> To do
Return the number of lines that contain the word "with", and return nothing else.

> Available records
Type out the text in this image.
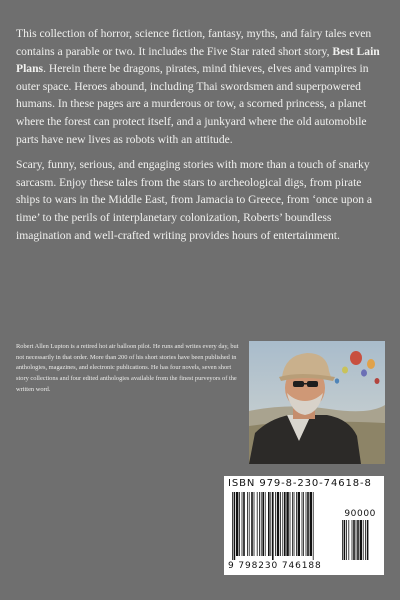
This collection of horror, science fiction, fantasy, myths, and fairy tales even contains a parable or two. It includes the Five Star rated short story, Best Lain Plans. Herein there be dragons, pirates, mind thieves, elves and vampires in outer space. Heroes abound, including Thai swordsmen and superpowered humans. In these pages are a murderous or tow, a scorned princess, a planet where the forest can protect itself, and a junkyard where the old automobile parts have new lives as robots with an attitude.

Scary, funny, serious, and engaging stories with more than a touch of snarky sarcasm. Enjoy these tales from the stars to archeological digs, from pirate ships to wars in the Middle East, from Jamacia to Greece, from ‘once upon a time’ to the perils of interplanetary colonization, Roberts’ boundless imagination and well-crafted writing provides hours of entertainment.

Robert Allen Lupton is a retired hot air balloon pilot. He runs and writes every day, but not necessarily in that order. More than 200 of his short stories have been published in anthologies, magazines, and electronic publications. He has four novels, seven short story collections and four edited anthologies available from the finest purveyors of the written word.
ISBN 979-8-230-74618-8
90000
9 798230 746188
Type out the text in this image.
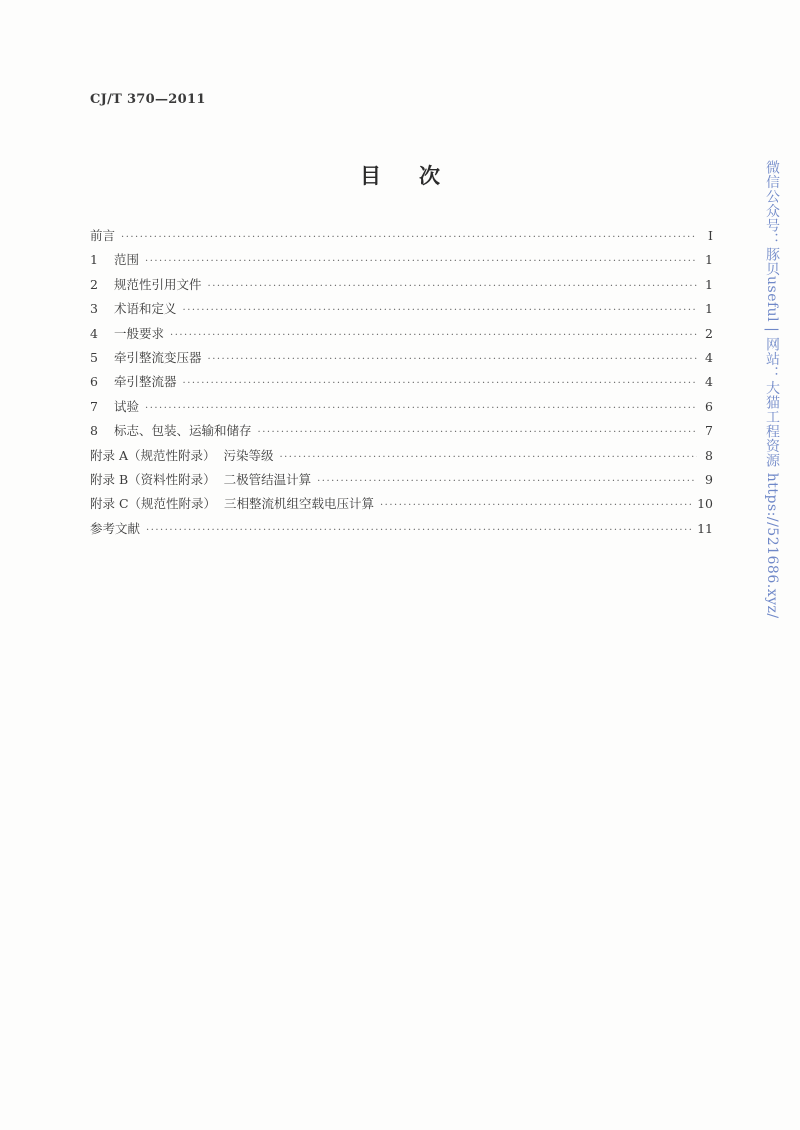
CJ/T 370—2011
目次
前言 ·····	Ⅰ
1	范围 ·····	1
2	规范性引用文件 ·····	1
3	术语和定义 ·····	1
4	一般要求 ·····	2
5	牵引整流变压器 ·····	4
6	牵引整流器 ·····	4
7	试验 ·····	6
8	标志、包装、运输和储存 ·····	7
附录 A（规范性附录）  污染等级 ·····	8
附录 B（资料性附录）  二极管结温计算 ·····	9
附录 C（规范性附录）  三相整流机组空载电压计算 ·····	10
参考文献 ·····	11	微信公众号：豚贝useful | 网站：大猫工程资源 https://521686.xyz/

> Solution for this exercise
2